Start of MATERIAL TO PROCESS

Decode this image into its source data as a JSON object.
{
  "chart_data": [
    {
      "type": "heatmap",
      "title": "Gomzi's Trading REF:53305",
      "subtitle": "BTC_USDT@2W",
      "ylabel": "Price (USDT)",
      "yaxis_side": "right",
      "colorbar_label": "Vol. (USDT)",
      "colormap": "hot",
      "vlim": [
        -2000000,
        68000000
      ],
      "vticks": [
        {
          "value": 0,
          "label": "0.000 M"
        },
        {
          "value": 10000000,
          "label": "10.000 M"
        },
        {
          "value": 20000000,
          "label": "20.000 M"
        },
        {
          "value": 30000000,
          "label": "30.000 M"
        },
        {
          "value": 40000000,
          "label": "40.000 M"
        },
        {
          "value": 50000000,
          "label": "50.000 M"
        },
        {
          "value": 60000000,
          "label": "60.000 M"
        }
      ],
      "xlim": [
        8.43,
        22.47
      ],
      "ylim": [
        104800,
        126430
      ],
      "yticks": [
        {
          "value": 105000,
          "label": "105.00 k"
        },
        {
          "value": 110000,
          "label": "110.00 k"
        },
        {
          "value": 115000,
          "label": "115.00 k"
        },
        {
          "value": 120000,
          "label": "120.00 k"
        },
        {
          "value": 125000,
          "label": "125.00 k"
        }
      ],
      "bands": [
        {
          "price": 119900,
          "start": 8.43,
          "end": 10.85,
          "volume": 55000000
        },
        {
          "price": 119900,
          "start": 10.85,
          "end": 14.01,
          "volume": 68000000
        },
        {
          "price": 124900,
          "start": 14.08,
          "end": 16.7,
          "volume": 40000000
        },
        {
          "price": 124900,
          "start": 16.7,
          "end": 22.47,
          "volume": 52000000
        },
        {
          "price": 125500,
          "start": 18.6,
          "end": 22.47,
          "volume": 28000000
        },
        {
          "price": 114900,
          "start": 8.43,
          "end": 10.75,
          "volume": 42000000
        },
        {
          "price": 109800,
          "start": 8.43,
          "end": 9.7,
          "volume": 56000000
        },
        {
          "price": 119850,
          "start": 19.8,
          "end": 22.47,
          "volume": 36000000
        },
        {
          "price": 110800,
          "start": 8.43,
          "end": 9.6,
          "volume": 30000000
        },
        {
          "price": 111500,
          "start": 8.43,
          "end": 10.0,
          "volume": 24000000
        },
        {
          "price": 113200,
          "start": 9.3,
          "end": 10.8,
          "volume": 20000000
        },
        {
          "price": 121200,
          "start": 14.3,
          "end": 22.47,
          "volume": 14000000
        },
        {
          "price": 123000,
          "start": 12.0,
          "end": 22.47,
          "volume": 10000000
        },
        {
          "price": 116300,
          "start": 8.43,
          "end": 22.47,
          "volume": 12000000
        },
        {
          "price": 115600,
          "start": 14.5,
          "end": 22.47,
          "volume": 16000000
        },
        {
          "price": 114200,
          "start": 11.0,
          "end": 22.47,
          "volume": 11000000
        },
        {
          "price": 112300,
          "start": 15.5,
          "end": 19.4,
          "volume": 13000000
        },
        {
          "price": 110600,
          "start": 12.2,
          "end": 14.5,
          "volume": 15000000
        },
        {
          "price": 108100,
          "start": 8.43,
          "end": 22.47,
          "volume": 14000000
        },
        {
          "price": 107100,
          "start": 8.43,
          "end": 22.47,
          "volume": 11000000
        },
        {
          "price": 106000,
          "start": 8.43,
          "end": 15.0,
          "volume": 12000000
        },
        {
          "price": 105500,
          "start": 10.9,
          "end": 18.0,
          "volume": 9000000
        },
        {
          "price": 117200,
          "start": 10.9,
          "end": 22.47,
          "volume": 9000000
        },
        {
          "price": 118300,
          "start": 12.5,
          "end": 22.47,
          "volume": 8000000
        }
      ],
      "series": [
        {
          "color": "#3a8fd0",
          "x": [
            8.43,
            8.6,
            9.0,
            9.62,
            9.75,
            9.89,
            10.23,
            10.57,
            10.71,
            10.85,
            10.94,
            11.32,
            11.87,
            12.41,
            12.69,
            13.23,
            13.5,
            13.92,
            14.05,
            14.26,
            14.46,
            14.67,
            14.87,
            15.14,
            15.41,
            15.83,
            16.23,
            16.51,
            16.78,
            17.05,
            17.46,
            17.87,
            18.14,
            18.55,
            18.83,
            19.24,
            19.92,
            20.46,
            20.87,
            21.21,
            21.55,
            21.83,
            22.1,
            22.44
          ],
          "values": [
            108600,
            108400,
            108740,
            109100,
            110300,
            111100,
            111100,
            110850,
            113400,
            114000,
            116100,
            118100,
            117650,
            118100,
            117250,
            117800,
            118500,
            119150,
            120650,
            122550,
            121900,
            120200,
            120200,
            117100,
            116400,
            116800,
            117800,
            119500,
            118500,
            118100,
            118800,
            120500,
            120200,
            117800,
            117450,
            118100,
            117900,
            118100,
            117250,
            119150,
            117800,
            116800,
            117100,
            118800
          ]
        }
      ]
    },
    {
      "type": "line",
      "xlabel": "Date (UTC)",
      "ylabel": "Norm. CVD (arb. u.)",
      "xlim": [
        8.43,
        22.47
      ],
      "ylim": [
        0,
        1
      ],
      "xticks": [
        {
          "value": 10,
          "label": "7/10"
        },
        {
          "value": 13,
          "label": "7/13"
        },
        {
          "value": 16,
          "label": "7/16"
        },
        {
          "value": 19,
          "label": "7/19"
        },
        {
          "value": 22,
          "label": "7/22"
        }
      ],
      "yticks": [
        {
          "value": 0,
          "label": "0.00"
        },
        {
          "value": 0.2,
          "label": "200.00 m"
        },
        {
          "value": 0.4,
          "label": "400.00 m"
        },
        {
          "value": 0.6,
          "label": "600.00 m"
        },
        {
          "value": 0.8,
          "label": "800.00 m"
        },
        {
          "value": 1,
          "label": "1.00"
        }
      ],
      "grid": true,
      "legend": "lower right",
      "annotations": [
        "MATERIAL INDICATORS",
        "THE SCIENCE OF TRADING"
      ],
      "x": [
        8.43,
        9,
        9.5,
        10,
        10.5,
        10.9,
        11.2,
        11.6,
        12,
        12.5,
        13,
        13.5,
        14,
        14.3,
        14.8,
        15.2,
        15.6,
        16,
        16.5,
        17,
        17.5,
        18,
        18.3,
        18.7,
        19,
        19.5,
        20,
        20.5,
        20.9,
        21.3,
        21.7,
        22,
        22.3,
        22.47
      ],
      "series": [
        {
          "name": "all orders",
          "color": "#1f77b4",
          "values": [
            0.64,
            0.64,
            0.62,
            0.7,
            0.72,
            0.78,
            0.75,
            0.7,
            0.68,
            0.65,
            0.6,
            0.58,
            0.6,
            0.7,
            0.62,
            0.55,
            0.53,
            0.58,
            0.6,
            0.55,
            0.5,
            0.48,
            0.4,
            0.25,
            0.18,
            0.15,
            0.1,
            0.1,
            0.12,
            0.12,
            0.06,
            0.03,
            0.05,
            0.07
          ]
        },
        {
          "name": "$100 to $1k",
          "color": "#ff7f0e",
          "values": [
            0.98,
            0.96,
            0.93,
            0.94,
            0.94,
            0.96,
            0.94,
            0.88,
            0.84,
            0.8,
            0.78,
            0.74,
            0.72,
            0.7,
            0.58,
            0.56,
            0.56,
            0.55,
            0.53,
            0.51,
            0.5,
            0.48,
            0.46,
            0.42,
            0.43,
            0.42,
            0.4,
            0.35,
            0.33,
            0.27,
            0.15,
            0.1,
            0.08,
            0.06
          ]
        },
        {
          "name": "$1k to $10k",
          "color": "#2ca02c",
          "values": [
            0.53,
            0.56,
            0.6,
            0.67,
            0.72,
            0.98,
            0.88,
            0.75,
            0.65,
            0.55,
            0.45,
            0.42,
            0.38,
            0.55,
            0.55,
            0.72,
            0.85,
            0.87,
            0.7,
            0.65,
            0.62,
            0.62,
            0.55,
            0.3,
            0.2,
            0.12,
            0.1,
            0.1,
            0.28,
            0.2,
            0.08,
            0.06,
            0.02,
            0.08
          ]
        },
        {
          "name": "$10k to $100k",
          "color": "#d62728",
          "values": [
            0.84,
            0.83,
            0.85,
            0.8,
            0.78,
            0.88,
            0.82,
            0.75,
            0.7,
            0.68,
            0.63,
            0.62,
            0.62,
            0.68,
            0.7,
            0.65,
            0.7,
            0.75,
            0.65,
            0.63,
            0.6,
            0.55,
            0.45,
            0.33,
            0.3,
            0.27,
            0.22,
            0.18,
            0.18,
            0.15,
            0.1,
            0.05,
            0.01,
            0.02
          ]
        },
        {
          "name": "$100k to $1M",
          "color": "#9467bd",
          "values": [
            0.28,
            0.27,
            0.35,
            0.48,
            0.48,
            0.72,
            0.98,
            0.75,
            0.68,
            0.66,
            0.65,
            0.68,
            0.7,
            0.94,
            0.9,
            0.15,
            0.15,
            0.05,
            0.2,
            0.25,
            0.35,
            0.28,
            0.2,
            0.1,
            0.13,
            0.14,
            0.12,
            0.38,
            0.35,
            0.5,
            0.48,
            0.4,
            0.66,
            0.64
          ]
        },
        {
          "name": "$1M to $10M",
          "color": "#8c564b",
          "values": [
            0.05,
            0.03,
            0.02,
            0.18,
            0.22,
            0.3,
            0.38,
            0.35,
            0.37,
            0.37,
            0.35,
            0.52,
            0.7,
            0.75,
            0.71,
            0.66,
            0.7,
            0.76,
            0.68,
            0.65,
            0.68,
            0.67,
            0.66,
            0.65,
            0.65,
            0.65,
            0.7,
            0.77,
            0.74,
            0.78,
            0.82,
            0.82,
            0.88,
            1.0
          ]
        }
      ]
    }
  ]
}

End of MATERIAL TO PROCESS

▶ [WRITTEN TASK]:
Identify the lines in the records above that contain the word "name", then state how many there are and nothing more.

▶ [ANSWER TO THE EXERCISE]:
6